4

I'm experimenting with using couchdb as a message store and would like to report the message size.

Ideally it would be nice to read a _size attribute. At worst I could check the string length of the entire document's JSON. I may even want to use the size as a view key.

What do you think is the best way to record document size and why do you think that method is best?

Sir Wobin
  • 1,080
  • 1
  • 8
  • 12

3 Answers3

9

You could make a view;

function (doc) {
    emit(doc._id, JSON.stringify(doc).length);
}
Robert Newson
  • 4,631
  • 20
  • 18
5

You can make a HEAD request:

$ curl -X HEAD -I http://USER:PASS@localhost:5984/db/doc_id
HTTP/1.1 200 OK
Server: CouchDB/1.1.1 (Erlang OTP/R14B03)
Etag: "1-c0b6a87a64fa1b1f63ee2aa7828a5390"
Date: Tue, 17 Jan 2012 21:32:43 GMT
Content-Type: text/plain;charset=utf-8
Content-Length: 740047
Cache-Control: must-revalidate

The Content-Length header contains the length in bytes of the document. This is very fast because you don't need to download the full document.

But there's a caveat: Content-Length is the number of bytes of the utf-8 version of the document (see the Content-Type header); String.length is the number of 16-bit utf-16 code units in a string.

i.e., they are counting different things, bytes versus code units, of different encodings of the document, utf-8 versus utf-16.

Element boundary lines:
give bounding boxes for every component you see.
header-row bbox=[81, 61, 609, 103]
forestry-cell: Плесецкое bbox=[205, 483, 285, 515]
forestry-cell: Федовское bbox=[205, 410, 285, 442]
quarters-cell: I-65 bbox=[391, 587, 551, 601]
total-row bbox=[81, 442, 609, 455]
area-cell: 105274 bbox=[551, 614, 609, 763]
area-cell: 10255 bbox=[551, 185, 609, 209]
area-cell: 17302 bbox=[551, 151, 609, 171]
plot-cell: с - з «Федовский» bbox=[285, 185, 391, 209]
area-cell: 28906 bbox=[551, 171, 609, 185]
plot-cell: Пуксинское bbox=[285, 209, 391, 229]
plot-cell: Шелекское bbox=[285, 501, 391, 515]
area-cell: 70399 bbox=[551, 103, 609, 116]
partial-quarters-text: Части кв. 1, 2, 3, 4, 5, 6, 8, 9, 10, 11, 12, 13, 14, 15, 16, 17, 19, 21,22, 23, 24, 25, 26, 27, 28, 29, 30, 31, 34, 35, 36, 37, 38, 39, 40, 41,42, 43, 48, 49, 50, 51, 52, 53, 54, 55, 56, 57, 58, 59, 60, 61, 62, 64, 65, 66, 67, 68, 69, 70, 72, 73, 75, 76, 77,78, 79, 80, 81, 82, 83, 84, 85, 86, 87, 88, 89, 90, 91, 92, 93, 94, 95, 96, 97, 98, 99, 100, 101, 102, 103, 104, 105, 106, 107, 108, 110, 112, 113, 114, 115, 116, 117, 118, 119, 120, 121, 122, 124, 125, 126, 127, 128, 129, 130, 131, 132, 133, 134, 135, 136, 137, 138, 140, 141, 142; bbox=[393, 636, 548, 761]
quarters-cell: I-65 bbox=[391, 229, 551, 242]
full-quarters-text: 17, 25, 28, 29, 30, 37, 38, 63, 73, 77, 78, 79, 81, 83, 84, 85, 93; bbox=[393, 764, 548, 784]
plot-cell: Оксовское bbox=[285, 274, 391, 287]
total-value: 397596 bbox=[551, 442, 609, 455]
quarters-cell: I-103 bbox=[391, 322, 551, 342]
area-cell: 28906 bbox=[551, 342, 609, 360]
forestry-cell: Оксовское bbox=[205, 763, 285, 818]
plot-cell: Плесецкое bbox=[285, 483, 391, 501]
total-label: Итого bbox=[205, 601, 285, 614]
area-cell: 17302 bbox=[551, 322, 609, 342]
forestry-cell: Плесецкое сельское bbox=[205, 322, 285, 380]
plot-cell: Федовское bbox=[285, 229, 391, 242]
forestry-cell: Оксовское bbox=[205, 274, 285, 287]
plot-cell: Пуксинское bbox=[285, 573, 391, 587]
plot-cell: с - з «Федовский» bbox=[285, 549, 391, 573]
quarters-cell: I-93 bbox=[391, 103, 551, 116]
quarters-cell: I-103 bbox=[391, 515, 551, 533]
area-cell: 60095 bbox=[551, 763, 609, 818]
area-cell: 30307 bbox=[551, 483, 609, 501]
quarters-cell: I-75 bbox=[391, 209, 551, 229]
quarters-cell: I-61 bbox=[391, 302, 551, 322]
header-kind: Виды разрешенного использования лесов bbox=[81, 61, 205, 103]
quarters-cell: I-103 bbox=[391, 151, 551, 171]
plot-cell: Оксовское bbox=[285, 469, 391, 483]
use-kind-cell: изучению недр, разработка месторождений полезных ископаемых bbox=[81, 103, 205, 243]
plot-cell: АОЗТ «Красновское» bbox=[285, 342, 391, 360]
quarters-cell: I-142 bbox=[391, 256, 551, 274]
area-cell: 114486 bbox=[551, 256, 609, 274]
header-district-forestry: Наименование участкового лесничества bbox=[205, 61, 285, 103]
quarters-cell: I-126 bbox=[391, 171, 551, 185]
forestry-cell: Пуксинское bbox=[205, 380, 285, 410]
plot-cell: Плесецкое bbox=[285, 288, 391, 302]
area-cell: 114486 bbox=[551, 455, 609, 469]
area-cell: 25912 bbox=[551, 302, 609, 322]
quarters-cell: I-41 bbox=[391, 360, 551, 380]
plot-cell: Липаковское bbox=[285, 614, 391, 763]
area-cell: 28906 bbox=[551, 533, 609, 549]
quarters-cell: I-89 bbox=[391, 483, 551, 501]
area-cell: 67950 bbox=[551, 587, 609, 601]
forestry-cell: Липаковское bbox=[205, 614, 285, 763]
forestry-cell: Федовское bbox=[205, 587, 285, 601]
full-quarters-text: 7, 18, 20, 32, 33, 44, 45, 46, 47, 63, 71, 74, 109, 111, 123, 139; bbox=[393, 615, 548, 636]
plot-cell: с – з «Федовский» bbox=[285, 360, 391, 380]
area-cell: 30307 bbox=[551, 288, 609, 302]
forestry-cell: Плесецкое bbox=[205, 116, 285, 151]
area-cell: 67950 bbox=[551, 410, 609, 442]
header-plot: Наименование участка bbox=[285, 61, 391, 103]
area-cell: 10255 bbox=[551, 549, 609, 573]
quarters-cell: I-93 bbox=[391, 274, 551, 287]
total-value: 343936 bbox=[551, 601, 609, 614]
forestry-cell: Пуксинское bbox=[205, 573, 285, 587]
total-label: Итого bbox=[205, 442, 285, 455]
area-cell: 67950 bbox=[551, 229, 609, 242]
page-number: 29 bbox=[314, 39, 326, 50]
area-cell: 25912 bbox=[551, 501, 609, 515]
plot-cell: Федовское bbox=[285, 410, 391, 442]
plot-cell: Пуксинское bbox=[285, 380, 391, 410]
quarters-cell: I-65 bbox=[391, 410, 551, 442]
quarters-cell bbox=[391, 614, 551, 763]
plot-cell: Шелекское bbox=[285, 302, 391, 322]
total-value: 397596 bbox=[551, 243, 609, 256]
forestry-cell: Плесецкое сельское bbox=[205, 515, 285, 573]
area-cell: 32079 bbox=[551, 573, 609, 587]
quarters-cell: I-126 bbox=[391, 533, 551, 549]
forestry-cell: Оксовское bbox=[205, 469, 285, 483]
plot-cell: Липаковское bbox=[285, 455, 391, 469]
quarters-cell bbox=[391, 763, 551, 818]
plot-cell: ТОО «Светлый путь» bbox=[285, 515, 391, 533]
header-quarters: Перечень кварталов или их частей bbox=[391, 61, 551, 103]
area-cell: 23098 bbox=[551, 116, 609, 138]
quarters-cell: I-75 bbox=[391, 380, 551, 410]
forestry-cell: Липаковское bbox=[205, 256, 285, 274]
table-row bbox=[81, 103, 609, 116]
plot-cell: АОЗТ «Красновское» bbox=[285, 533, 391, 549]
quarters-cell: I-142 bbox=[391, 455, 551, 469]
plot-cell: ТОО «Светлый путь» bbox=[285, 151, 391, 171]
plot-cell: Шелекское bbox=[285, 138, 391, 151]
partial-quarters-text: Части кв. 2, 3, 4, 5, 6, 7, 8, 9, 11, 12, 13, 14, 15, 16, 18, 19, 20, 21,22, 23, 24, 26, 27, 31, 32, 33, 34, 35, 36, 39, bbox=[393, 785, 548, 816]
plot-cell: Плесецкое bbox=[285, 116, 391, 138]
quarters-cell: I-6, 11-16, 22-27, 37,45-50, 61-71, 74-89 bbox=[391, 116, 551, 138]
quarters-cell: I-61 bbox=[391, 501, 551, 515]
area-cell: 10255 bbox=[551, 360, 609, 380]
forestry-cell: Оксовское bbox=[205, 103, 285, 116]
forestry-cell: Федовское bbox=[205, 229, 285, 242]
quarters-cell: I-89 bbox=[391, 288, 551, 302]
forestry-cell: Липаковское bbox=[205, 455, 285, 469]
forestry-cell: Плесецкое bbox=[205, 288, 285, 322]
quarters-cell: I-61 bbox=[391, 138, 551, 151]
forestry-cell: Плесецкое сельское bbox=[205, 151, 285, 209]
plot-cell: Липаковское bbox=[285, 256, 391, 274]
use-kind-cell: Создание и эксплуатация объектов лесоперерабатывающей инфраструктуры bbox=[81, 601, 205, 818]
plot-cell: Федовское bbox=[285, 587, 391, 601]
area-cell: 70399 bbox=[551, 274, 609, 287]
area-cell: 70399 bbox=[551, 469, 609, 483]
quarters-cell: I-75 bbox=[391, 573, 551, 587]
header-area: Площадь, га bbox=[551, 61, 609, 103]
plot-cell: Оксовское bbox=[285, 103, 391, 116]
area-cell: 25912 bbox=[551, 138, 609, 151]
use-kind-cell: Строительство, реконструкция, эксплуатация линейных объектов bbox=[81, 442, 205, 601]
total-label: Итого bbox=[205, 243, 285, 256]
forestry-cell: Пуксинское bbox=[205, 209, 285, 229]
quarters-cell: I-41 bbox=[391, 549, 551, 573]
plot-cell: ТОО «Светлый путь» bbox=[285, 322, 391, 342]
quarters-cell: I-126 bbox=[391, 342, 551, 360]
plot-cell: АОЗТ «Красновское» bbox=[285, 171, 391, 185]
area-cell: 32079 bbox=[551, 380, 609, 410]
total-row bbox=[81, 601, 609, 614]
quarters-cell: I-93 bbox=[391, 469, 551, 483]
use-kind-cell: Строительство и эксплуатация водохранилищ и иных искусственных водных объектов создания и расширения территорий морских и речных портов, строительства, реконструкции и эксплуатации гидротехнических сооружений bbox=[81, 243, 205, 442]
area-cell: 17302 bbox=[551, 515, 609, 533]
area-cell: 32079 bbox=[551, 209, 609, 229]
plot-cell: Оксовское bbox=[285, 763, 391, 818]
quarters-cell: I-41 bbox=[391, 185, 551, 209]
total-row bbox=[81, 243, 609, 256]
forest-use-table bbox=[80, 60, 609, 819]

Exercise A:
In the CouchDB document size thread, what does String.length count?
Exercise B:
Carry on the CouchDB document size thread from its final sentence.

Right answer A:
The number of 16-bit utf-16 code units in a string.

Right answer B:
Marcello Nuccio
  • 3,901
  • 2
  • 28
  • 28
  • This is also a good answer. Since I want to know to be able to use the size in an index, I prefer the other answer this time. – Sir Wobin Jan 23 '12 at 14:56
  • @Marcello Good answer, but one small thing - are all utf-16 code points really 16-bit? – Armand Feb 21 '17 at 05:34
  • @Armand AFAIK, yes (I am not an expert in Unicode). But some characters are represented by more than one code point. This is explained clearly in the [String.length's documentation](https://developer.mozilla.org/en-US/docs/Web/JavaScript/Reference/Global_Objects/String/length). – Marcello Nuccio Feb 27 '17 at 14:03
  • Hmm weird - I'm still not 100% clear the difference between characters and code points, but [wikipedia says](https://en.wikipedia.org/wiki/UTF-16): _The encoding is variable-length, as code points are encoded with one or two 16-bit code units._ – Armand Feb 28 '17 at 14:53
  • @Armand it is quite simple: the chars are the "units of text", that is what humans use to compose a text; the code points are the "units of encoding", that is what computers use to compose a char. Many chars are represented by a single code point, but UTF-16 allows for more than one code point to be used for a single char. – Marcello Nuccio Mar 01 '17 at 10:32
  • 1
    Thanks, Marcello - that's really clear :-) But from wikipedia, it looks like a UTF-16 code point could be two code units, which would make the code point 32 bits. So perhaps your answer needs clarifying slightly where it says "String.length is the number of **16-bit** utf-16 code points"? – Armand Mar 03 '17 at 06:11
  • @Armand Oh, now I see the error: I didn't notice that I did wrote "code points" instead of "code units". The latter are always of 16-bit, and String.length returns the number of code *units*. Thanks for the hint. – Marcello Nuccio Mar 03 '17 at 14:32
0

Based on the accepted answer, I suggest the following improvement:

function (doc) {
    emit([JSON.stringify(doc).length, doc._id], doc._id);
}

This has the following advantages:

  • doc length as the first key part lets you sort by document size.

  • doc id as second key part ensures that documents with the same size show up as separate entries.

  • doc id in the value part makes it easier to copy the ID when in futon (as the key part gives you a link pointer there).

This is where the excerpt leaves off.